** Begin ENTRIES **

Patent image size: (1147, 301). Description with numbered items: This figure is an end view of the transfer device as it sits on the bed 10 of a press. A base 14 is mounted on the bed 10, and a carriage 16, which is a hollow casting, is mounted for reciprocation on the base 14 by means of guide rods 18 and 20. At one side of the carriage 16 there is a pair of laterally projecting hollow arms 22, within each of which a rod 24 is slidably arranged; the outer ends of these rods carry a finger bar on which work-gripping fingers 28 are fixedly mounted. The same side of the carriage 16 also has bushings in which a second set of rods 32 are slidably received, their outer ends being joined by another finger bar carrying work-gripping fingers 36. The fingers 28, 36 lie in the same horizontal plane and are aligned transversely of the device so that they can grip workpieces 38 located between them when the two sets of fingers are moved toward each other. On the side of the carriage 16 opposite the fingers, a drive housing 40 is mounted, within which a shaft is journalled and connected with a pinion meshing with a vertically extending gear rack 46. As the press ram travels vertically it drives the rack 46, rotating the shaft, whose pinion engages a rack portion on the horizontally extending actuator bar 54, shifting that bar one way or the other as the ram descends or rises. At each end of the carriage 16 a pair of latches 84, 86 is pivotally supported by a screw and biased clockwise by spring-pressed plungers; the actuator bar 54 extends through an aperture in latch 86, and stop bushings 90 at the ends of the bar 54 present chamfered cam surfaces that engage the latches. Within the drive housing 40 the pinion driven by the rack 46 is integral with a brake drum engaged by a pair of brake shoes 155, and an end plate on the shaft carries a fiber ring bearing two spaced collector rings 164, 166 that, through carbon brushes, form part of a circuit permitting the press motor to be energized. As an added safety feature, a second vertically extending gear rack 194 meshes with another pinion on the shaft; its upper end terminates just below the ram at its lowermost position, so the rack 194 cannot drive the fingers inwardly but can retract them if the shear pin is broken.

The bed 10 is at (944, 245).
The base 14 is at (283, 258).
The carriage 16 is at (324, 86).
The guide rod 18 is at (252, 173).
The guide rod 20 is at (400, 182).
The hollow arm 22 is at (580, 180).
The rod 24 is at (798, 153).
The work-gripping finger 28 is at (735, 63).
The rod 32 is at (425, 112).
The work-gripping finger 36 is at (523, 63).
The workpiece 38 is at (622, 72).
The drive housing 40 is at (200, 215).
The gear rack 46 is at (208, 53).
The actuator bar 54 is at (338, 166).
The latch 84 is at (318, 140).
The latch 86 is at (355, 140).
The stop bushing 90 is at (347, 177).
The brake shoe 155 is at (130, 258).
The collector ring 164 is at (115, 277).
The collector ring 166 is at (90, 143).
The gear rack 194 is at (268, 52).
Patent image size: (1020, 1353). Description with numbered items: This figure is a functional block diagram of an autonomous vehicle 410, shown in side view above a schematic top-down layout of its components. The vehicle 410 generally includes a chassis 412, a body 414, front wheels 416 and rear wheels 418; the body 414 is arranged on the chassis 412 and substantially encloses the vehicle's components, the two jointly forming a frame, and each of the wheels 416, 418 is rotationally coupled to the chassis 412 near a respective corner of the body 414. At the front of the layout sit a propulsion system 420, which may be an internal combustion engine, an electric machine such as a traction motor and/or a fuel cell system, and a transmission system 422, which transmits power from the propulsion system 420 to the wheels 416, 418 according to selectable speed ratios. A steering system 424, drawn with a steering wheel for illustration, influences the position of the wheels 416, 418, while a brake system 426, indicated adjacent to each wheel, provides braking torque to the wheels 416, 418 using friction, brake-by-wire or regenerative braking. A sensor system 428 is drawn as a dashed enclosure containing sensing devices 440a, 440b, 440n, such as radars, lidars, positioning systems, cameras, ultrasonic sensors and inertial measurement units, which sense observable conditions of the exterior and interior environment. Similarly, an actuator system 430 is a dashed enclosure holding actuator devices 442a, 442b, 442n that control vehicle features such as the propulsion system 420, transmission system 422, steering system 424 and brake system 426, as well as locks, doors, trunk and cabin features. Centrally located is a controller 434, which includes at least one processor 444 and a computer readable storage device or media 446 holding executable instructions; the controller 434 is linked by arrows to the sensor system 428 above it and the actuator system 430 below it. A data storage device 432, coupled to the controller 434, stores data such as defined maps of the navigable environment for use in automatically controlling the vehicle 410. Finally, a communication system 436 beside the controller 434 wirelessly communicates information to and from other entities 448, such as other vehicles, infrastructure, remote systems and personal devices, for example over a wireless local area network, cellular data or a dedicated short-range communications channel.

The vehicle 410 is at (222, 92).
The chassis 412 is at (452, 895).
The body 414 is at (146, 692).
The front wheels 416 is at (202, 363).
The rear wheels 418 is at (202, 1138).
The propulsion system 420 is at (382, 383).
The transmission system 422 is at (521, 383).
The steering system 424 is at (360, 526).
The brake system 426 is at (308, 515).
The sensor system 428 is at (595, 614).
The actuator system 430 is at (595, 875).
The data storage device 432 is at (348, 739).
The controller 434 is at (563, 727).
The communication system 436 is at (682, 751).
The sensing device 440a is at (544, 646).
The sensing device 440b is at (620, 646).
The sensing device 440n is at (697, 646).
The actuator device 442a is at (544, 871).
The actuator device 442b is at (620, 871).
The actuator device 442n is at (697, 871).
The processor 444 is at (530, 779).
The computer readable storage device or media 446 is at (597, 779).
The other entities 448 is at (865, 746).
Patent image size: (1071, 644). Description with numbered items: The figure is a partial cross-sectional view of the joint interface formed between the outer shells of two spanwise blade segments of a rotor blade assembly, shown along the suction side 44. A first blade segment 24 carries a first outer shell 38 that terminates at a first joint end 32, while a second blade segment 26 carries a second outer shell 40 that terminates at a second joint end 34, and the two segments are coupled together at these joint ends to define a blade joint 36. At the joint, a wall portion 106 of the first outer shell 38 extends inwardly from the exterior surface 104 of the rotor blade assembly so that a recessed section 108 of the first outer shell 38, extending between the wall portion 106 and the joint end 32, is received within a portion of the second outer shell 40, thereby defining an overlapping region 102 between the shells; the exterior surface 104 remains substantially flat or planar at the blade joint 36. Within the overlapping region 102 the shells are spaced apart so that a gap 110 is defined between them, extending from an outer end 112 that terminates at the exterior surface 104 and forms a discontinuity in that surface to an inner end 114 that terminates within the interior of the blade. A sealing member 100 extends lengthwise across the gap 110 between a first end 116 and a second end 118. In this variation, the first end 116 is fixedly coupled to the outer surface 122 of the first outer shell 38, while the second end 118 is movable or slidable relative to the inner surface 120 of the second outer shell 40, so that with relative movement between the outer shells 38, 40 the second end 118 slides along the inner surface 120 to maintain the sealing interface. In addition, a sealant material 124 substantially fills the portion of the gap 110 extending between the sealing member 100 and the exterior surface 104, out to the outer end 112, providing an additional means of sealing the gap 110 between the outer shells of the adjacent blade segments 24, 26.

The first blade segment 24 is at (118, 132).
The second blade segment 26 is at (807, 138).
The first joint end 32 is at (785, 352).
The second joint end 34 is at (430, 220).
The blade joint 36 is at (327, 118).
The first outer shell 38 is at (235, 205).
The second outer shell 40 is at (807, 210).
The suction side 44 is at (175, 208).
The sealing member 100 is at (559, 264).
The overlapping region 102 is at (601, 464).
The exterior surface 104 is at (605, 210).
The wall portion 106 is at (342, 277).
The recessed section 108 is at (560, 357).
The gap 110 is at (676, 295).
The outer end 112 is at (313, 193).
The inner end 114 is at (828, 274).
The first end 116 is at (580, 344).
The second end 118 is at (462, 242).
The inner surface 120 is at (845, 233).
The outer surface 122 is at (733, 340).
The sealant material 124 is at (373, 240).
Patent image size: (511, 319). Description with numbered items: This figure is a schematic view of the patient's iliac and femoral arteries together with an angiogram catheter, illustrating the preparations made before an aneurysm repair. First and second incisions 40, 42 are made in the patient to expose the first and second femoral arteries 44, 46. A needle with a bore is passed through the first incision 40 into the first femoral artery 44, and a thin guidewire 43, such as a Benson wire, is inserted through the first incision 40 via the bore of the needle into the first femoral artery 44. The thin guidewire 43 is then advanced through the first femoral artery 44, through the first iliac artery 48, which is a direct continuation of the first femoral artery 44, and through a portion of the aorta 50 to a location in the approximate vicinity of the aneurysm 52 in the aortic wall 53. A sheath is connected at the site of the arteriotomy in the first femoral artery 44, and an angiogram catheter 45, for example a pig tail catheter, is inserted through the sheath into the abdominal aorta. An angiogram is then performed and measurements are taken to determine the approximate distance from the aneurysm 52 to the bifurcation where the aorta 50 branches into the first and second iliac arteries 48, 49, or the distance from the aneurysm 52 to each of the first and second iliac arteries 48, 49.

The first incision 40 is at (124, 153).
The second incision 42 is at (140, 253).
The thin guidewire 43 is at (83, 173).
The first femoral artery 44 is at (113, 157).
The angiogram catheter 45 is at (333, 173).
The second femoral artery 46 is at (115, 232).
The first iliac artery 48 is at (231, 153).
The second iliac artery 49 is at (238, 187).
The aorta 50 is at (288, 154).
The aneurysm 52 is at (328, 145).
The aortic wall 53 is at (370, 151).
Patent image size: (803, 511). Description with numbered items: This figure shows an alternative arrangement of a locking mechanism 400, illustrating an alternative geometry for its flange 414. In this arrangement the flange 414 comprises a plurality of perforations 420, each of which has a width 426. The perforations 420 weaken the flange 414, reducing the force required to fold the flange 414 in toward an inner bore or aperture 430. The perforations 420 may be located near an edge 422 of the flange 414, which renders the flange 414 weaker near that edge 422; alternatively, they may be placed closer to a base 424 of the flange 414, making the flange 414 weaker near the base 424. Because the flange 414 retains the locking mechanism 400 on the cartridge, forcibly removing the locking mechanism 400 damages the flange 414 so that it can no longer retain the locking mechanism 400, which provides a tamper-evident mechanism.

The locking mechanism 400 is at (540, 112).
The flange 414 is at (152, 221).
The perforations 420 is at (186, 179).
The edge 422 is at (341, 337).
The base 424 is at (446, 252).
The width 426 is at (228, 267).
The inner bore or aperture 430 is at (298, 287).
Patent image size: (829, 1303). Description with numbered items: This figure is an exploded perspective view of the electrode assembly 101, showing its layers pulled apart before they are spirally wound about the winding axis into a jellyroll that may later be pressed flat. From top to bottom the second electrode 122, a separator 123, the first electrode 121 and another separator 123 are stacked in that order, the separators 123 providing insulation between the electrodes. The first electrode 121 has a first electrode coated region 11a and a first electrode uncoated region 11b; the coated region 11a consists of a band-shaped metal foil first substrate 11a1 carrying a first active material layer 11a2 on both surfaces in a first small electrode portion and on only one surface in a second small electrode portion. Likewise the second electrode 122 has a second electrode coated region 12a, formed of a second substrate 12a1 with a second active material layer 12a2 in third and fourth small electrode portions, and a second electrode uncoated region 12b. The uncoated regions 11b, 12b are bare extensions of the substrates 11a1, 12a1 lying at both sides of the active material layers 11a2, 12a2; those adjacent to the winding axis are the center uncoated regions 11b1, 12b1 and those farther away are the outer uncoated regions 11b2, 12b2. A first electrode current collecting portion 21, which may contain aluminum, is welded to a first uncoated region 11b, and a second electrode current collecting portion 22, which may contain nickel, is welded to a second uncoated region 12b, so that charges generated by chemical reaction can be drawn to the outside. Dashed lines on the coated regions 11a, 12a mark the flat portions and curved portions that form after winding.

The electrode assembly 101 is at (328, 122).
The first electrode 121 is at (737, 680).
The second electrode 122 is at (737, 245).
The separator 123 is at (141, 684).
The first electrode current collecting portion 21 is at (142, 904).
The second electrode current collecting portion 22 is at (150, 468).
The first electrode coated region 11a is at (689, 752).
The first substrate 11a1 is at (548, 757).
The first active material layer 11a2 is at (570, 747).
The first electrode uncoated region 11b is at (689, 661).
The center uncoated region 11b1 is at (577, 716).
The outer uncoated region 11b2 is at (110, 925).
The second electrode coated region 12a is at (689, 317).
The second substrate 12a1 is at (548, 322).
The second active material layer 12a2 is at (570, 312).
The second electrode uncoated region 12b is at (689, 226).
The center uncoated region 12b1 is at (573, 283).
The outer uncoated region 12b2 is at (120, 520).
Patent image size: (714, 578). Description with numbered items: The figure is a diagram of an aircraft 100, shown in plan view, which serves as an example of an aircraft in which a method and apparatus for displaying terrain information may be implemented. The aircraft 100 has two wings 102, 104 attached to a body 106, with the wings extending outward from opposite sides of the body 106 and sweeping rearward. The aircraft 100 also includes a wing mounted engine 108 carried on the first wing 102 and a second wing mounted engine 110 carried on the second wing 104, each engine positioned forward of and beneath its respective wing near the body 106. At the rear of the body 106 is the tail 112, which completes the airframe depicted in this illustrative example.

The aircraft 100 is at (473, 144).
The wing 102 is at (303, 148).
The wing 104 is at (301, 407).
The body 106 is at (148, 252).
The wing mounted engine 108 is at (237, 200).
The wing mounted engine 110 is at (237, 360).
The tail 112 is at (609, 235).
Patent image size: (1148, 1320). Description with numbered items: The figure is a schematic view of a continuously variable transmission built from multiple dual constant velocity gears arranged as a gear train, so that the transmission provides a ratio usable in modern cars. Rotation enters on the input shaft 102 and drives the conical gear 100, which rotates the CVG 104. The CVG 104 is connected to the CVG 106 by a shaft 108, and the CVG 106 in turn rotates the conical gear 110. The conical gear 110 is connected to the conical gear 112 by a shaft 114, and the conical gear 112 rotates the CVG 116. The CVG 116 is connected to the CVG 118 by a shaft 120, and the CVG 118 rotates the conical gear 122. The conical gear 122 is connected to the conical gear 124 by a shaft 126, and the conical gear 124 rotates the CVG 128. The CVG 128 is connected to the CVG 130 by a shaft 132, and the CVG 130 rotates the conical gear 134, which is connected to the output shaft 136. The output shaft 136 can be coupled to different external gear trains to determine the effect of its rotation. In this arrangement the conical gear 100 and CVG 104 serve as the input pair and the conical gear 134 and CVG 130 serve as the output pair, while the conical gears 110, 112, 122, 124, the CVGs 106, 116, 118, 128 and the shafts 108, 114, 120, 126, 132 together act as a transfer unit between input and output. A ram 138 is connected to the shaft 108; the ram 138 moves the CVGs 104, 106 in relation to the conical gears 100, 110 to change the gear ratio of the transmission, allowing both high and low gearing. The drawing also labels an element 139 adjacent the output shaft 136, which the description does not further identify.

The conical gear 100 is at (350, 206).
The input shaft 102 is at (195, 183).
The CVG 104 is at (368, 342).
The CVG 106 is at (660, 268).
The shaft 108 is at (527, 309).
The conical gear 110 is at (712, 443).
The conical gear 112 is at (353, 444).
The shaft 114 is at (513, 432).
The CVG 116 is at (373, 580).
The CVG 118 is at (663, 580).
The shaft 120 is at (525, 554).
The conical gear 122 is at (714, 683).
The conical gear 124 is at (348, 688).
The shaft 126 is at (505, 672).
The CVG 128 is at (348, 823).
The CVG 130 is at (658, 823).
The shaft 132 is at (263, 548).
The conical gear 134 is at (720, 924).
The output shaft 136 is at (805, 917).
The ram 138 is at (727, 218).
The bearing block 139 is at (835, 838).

** End ENTRIES **

Retype, without alteration, the stretch of lines from the one containing "Patent image size: (511, 319)." through the one containing "The first incision 40 is at (124, 153).".

## RESULT OF THE TASK
Patent image size: (511, 319). Description with numbered items: This figure is a schematic view of the patient's iliac and femoral arteries together with an angiogram catheter, illustrating the preparations made before an aneurysm repair. First and second incisions 40, 42 are made in the patient to expose the first and second femoral arteries 44, 46. A needle with a bore is passed through the first incision 40 into the first femoral artery 44, and a thin guidewire 43, such as a Benson wire, is inserted through the first incision 40 via the bore of the needle into the first femoral artery 44. The thin guidewire 43 is then advanced through the first femoral artery 44, through the first iliac artery 48, which is a direct continuation of the first femoral artery 44, and through a portion of the aorta 50 to a location in the approximate vicinity of the aneurysm 52 in the aortic wall 53. A sheath is connected at the site of the arteriotomy in the first femoral artery 44, and an angiogram catheter 45, for example a pig tail catheter, is inserted through the sheath into the abdominal aorta. An angiogram is then performed and measurements are taken to determine the approximate distance from the aneurysm 52 to the bifurcation where the aorta 50 branches into the first and second iliac arteries 48, 49, or the distance from the aneurysm 52 to each of the first and second iliac arteries 48, 49.

The first incision 40 is at (124, 153).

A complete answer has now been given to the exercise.